To be done →
Reproduce the records that follow in full, excluding any picture they contain.
___ Source data ___
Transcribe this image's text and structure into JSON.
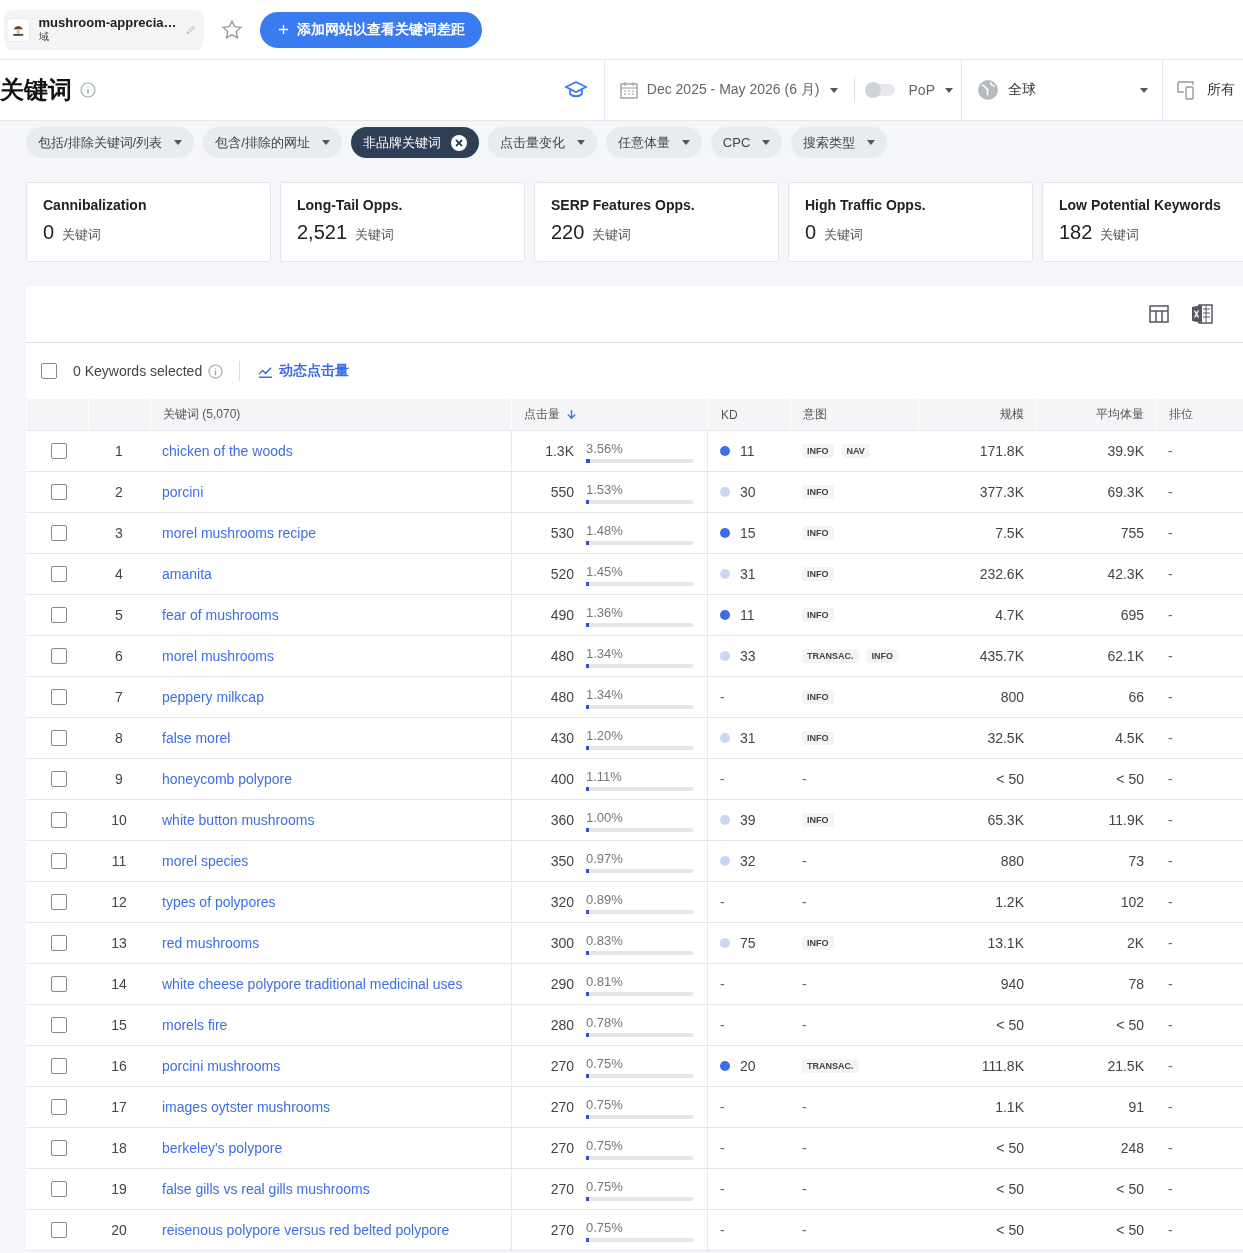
{
  "site": {
    "name": "mushroom-apprecia…",
    "type": "域"
  },
  "add_button": "添加网站以查看关键词差距",
  "title": "关键词",
  "date_range": "Dec 2025 - May 2026 (6 月)",
  "compare_toggle": {
    "on": false
  },
  "compare_mode": "PoP",
  "region": "全球",
  "device": "所有",
  "filters": [
    {
      "label": "包括/排除关键词/列表",
      "selected": false
    },
    {
      "label": "包含/排除的网址",
      "selected": false
    },
    {
      "label": "非品牌关键词",
      "selected": true
    },
    {
      "label": "点击量变化",
      "selected": false
    },
    {
      "label": "任意体量",
      "selected": false
    },
    {
      "label": "CPC",
      "selected": false
    },
    {
      "label": "搜索类型",
      "selected": false
    }
  ],
  "insights": [
    {
      "title": "Cannibalization",
      "value": "0",
      "unit": "关键词"
    },
    {
      "title": "Long-Tail Opps.",
      "value": "2,521",
      "unit": "关键词"
    },
    {
      "title": "SERP Features Opps.",
      "value": "220",
      "unit": "关键词"
    },
    {
      "title": "High Traffic Opps.",
      "value": "0",
      "unit": "关键词"
    },
    {
      "title": "Low Potential Keywords",
      "value": "182",
      "unit": "关键词"
    }
  ],
  "select_all": {
    "checked": false
  },
  "selection": "0 Keywords selected",
  "trend_link": "动态点击量",
  "columns": [
    {
      "label": "关键词 (5,070)",
      "sorted": false
    },
    {
      "label": "点击量",
      "sorted": true
    },
    {
      "label": "KD",
      "sorted": false
    },
    {
      "label": "意图",
      "sorted": false
    },
    {
      "label": "规模",
      "sorted": false
    },
    {
      "label": "平均体量",
      "sorted": false
    },
    {
      "label": "排位",
      "sorted": false
    }
  ],
  "rows": [
    {
      "checked": false,
      "rank": "1",
      "keyword": "chicken of the woods",
      "clicks": "1.3K",
      "share": "3.56%",
      "level": 0.0356,
      "kd": "11",
      "color": "#3b6ee8",
      "intents": [
        "INFO",
        "NAV"
      ],
      "volume": "171.8K",
      "avg": "39.9K",
      "position": "-"
    },
    {
      "checked": false,
      "rank": "2",
      "keyword": "porcini",
      "clicks": "550",
      "share": "1.53%",
      "level": 0.0153,
      "kd": "30",
      "color": "#c9d7f5",
      "intents": [
        "INFO"
      ],
      "volume": "377.3K",
      "avg": "69.3K",
      "position": "-"
    },
    {
      "checked": false,
      "rank": "3",
      "keyword": "morel mushrooms recipe",
      "clicks": "530",
      "share": "1.48%",
      "level": 0.0148,
      "kd": "15",
      "color": "#3b6ee8",
      "intents": [
        "INFO"
      ],
      "volume": "7.5K",
      "avg": "755",
      "position": "-"
    },
    {
      "checked": false,
      "rank": "4",
      "keyword": "amanita",
      "clicks": "520",
      "share": "1.45%",
      "level": 0.0145,
      "kd": "31",
      "color": "#c9d7f5",
      "intents": [
        "INFO"
      ],
      "volume": "232.6K",
      "avg": "42.3K",
      "position": "-"
    },
    {
      "checked": false,
      "rank": "5",
      "keyword": "fear of mushrooms",
      "clicks": "490",
      "share": "1.36%",
      "level": 0.0136,
      "kd": "11",
      "color": "#3b6ee8",
      "intents": [
        "INFO"
      ],
      "volume": "4.7K",
      "avg": "695",
      "position": "-"
    },
    {
      "checked": false,
      "rank": "6",
      "keyword": "morel mushrooms",
      "clicks": "480",
      "share": "1.34%",
      "level": 0.0134,
      "kd": "33",
      "color": "#c9d7f5",
      "intents": [
        "TRANSAC.",
        "INFO"
      ],
      "volume": "435.7K",
      "avg": "62.1K",
      "position": "-"
    },
    {
      "checked": false,
      "rank": "7",
      "keyword": "peppery milkcap",
      "clicks": "480",
      "share": "1.34%",
      "level": 0.0134,
      "kd": "-",
      "intents": [
        "INFO"
      ],
      "volume": "800",
      "avg": "66",
      "position": "-"
    },
    {
      "checked": false,
      "rank": "8",
      "keyword": "false morel",
      "clicks": "430",
      "share": "1.20%",
      "level": 0.012,
      "kd": "31",
      "color": "#c9d7f5",
      "intents": [
        "INFO"
      ],
      "volume": "32.5K",
      "avg": "4.5K",
      "position": "-"
    },
    {
      "checked": false,
      "rank": "9",
      "keyword": "honeycomb polypore",
      "clicks": "400",
      "share": "1.11%",
      "level": 0.0111,
      "kd": "-",
      "intent": "-",
      "volume": "< 50",
      "avg": "< 50",
      "position": "-"
    },
    {
      "checked": false,
      "rank": "10",
      "keyword": "white button mushrooms",
      "clicks": "360",
      "share": "1.00%",
      "level": 0.01,
      "kd": "39",
      "color": "#c9d7f5",
      "intents": [
        "INFO"
      ],
      "volume": "65.3K",
      "avg": "11.9K",
      "position": "-"
    },
    {
      "checked": false,
      "rank": "11",
      "keyword": "morel species",
      "clicks": "350",
      "share": "0.97%",
      "level": 0.0097,
      "kd": "32",
      "color": "#c9d7f5",
      "intent": "-",
      "volume": "880",
      "avg": "73",
      "position": "-"
    },
    {
      "checked": false,
      "rank": "12",
      "keyword": "types of polypores",
      "clicks": "320",
      "share": "0.89%",
      "level": 0.0089,
      "kd": "-",
      "intent": "-",
      "volume": "1.2K",
      "avg": "102",
      "position": "-"
    },
    {
      "checked": false,
      "rank": "13",
      "keyword": "red mushrooms",
      "clicks": "300",
      "share": "0.83%",
      "level": 0.0083,
      "kd": "75",
      "color": "#c9d7f5",
      "intents": [
        "INFO"
      ],
      "volume": "13.1K",
      "avg": "2K",
      "position": "-"
    },
    {
      "checked": false,
      "rank": "14",
      "keyword": "white cheese polypore traditional medicinal uses",
      "clicks": "290",
      "share": "0.81%",
      "level": 0.0081,
      "kd": "-",
      "intent": "-",
      "volume": "940",
      "avg": "78",
      "position": "-"
    },
    {
      "checked": false,
      "rank": "15",
      "keyword": "morels fire",
      "clicks": "280",
      "share": "0.78%",
      "level": 0.0078,
      "kd": "-",
      "intent": "-",
      "volume": "< 50",
      "avg": "< 50",
      "position": "-"
    },
    {
      "checked": false,
      "rank": "16",
      "keyword": "porcini mushrooms",
      "clicks": "270",
      "share": "0.75%",
      "level": 0.0075,
      "kd": "20",
      "color": "#3b6ee8",
      "intents": [
        "TRANSAC."
      ],
      "volume": "111.8K",
      "avg": "21.5K",
      "position": "-"
    },
    {
      "checked": false,
      "rank": "17",
      "keyword": "images oytster mushrooms",
      "clicks": "270",
      "share": "0.75%",
      "level": 0.0075,
      "kd": "-",
      "intent": "-",
      "volume": "1.1K",
      "avg": "91",
      "position": "-"
    },
    {
      "checked": false,
      "rank": "18",
      "keyword": "berkeley's polypore",
      "clicks": "270",
      "share": "0.75%",
      "level": 0.0075,
      "kd": "-",
      "intent": "-",
      "volume": "< 50",
      "avg": "248",
      "position": "-"
    },
    {
      "checked": false,
      "rank": "19",
      "keyword": "false gills vs real gills mushrooms",
      "clicks": "270",
      "share": "0.75%",
      "level": 0.0075,
      "kd": "-",
      "intent": "-",
      "volume": "< 50",
      "avg": "< 50",
      "position": "-"
    },
    {
      "checked": false,
      "rank": "20",
      "keyword": "reisenous polypore versus red belted polypore",
      "clicks": "270",
      "share": "0.75%",
      "level": 0.0075,
      "kd": "-",
      "intent": "-",
      "volume": "< 50",
      "avg": "< 50",
      "position": "-"
    }
  ]
}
___
Output for this task →
Transcribe this image's text and structure into JSON.
{
  "site": {
    "name": "mushroom-apprecia…",
    "type": "域"
  },
  "add_button": "添加网站以查看关键词差距",
  "title": "关键词",
  "date_range": "Dec 2025 - May 2026 (6 月)",
  "compare_toggle": {
    "on": false
  },
  "compare_mode": "PoP",
  "region": "全球",
  "device": "所有",
  "filters": [
    {
      "label": "包括/排除关键词/列表",
      "selected": false
    },
    {
      "label": "包含/排除的网址",
      "selected": false
    },
    {
      "label": "非品牌关键词",
      "selected": true
    },
    {
      "label": "点击量变化",
      "selected": false
    },
    {
      "label": "任意体量",
      "selected": false
    },
    {
      "label": "CPC",
      "selected": false
    },
    {
      "label": "搜索类型",
      "selected": false
    }
  ],
  "insights": [
    {
      "title": "Cannibalization",
      "value": "0",
      "unit": "关键词"
    },
    {
      "title": "Long-Tail Opps.",
      "value": "2,521",
      "unit": "关键词"
    },
    {
      "title": "SERP Features Opps.",
      "value": "220",
      "unit": "关键词"
    },
    {
      "title": "High Traffic Opps.",
      "value": "0",
      "unit": "关键词"
    },
    {
      "title": "Low Potential Keywords",
      "value": "182",
      "unit": "关键词"
    }
  ],
  "select_all": {
    "checked": false
  },
  "selection": "0 Keywords selected",
  "trend_link": "动态点击量",
  "columns": [
    {
      "label": "关键词 (5,070)",
      "sorted": false
    },
    {
      "label": "点击量",
      "sorted": true
    },
    {
      "label": "KD",
      "sorted": false
    },
    {
      "label": "意图",
      "sorted": false
    },
    {
      "label": "规模",
      "sorted": false
    },
    {
      "label": "平均体量",
      "sorted": false
    },
    {
      "label": "排位",
      "sorted": false
    }
  ],
  "rows": [
    {
      "checked": false,
      "rank": "1",
      "keyword": "chicken of the woods",
      "clicks": "1.3K",
      "share": "3.56%",
      "level": 0.0356,
      "kd": "11",
      "color": "#3b6ee8",
      "intents": [
        "INFO",
        "NAV"
      ],
      "volume": "171.8K",
      "avg": "39.9K",
      "position": "-"
    },
    {
      "checked": false,
      "rank": "2",
      "keyword": "porcini",
      "clicks": "550",
      "share": "1.53%",
      "level": 0.0153,
      "kd": "30",
      "color": "#c9d7f5",
      "intents": [
        "INFO"
      ],
      "volume": "377.3K",
      "avg": "69.3K",
      "position": "-"
    },
    {
      "checked": false,
      "rank": "3",
      "keyword": "morel mushrooms recipe",
      "clicks": "530",
      "share": "1.48%",
      "level": 0.0148,
      "kd": "15",
      "color": "#3b6ee8",
      "intents": [
        "INFO"
      ],
      "volume": "7.5K",
      "avg": "755",
      "position": "-"
    },
    {
      "checked": false,
      "rank": "4",
      "keyword": "amanita",
      "clicks": "520",
      "share": "1.45%",
      "level": 0.0145,
      "kd": "31",
      "color": "#c9d7f5",
      "intents": [
        "INFO"
      ],
      "volume": "232.6K",
      "avg": "42.3K",
      "position": "-"
    },
    {
      "checked": false,
      "rank": "5",
      "keyword": "fear of mushrooms",
      "clicks": "490",
      "share": "1.36%",
      "level": 0.0136,
      "kd": "11",
      "color": "#3b6ee8",
      "intents": [
        "INFO"
      ],
      "volume": "4.7K",
      "avg": "695",
      "position": "-"
    },
    {
      "checked": false,
      "rank": "6",
      "keyword": "morel mushrooms",
      "clicks": "480",
      "share": "1.34%",
      "level": 0.0134,
      "kd": "33",
      "color": "#c9d7f5",
      "intents": [
        "TRANSAC.",
        "INFO"
      ],
      "volume": "435.7K",
      "avg": "62.1K",
      "position": "-"
    },
    {
      "checked": false,
      "rank": "7",
      "keyword": "peppery milkcap",
      "clicks": "480",
      "share": "1.34%",
      "level": 0.0134,
      "kd": "-",
      "intents": [
        "INFO"
      ],
      "volume": "800",
      "avg": "66",
      "position": "-"
    },
    {
      "checked": false,
      "rank": "8",
      "keyword": "false morel",
      "clicks": "430",
      "share": "1.20%",
      "level": 0.012,
      "kd": "31",
      "color": "#c9d7f5",
      "intents": [
        "INFO"
      ],
      "volume": "32.5K",
      "avg": "4.5K",
      "position": "-"
    },
    {
      "checked": false,
      "rank": "9",
      "keyword": "honeycomb polypore",
      "clicks": "400",
      "share": "1.11%",
      "level": 0.0111,
      "kd": "-",
      "intent": "-",
      "volume": "< 50",
      "avg": "< 50",
      "position": "-"
    },
    {
      "checked": false,
      "rank": "10",
      "keyword": "white button mushrooms",
      "clicks": "360",
      "share": "1.00%",
      "level": 0.01,
      "kd": "39",
      "color": "#c9d7f5",
      "intents": [
        "INFO"
      ],
      "volume": "65.3K",
      "avg": "11.9K",
      "position": "-"
    },
    {
      "checked": false,
      "rank": "11",
      "keyword": "morel species",
      "clicks": "350",
      "share": "0.97%",
      "level": 0.0097,
      "kd": "32",
      "color": "#c9d7f5",
      "intent": "-",
      "volume": "880",
      "avg": "73",
      "position": "-"
    },
    {
      "checked": false,
      "rank": "12",
      "keyword": "types of polypores",
      "clicks": "320",
      "share": "0.89%",
      "level": 0.0089,
      "kd": "-",
      "intent": "-",
      "volume": "1.2K",
      "avg": "102",
      "position": "-"
    },
    {
      "checked": false,
      "rank": "13",
      "keyword": "red mushrooms",
      "clicks": "300",
      "share": "0.83%",
      "level": 0.0083,
      "kd": "75",
      "color": "#c9d7f5",
      "intents": [
        "INFO"
      ],
      "volume": "13.1K",
      "avg": "2K",
      "position": "-"
    },
    {
      "checked": false,
      "rank": "14",
      "keyword": "white cheese polypore traditional medicinal uses",
      "clicks": "290",
      "share": "0.81%",
      "level": 0.0081,
      "kd": "-",
      "intent": "-",
      "volume": "940",
      "avg": "78",
      "position": "-"
    },
    {
      "checked": false,
      "rank": "15",
      "keyword": "morels fire",
      "clicks": "280",
      "share": "0.78%",
      "level": 0.0078,
      "kd": "-",
      "intent": "-",
      "volume": "< 50",
      "avg": "< 50",
      "position": "-"
    },
    {
      "checked": false,
      "rank": "16",
      "keyword": "porcini mushrooms",
      "clicks": "270",
      "share": "0.75%",
      "level": 0.0075,
      "kd": "20",
      "color": "#3b6ee8",
      "intents": [
        "TRANSAC."
      ],
      "volume": "111.8K",
      "avg": "21.5K",
      "position": "-"
    },
    {
      "checked": false,
      "rank": "17",
      "keyword": "images oytster mushrooms",
      "clicks": "270",
      "share": "0.75%",
      "level": 0.0075,
      "kd": "-",
      "intent": "-",
      "volume": "1.1K",
      "avg": "91",
      "position": "-"
    },
    {
      "checked": false,
      "rank": "18",
      "keyword": "berkeley's polypore",
      "clicks": "270",
      "share": "0.75%",
      "level": 0.0075,
      "kd": "-",
      "intent": "-",
      "volume": "< 50",
      "avg": "248",
      "position": "-"
    },
    {
      "checked": false,
      "rank": "19",
      "keyword": "false gills vs real gills mushrooms",
      "clicks": "270",
      "share": "0.75%",
      "level": 0.0075,
      "kd": "-",
      "intent": "-",
      "volume": "< 50",
      "avg": "< 50",
      "position": "-"
    },
    {
      "checked": false,
      "rank": "20",
      "keyword": "reisenous polypore versus red belted polypore",
      "clicks": "270",
      "share": "0.75%",
      "level": 0.0075,
      "kd": "-",
      "intent": "-",
      "volume": "< 50",
      "avg": "< 50",
      "position": "-"
    }
  ]
}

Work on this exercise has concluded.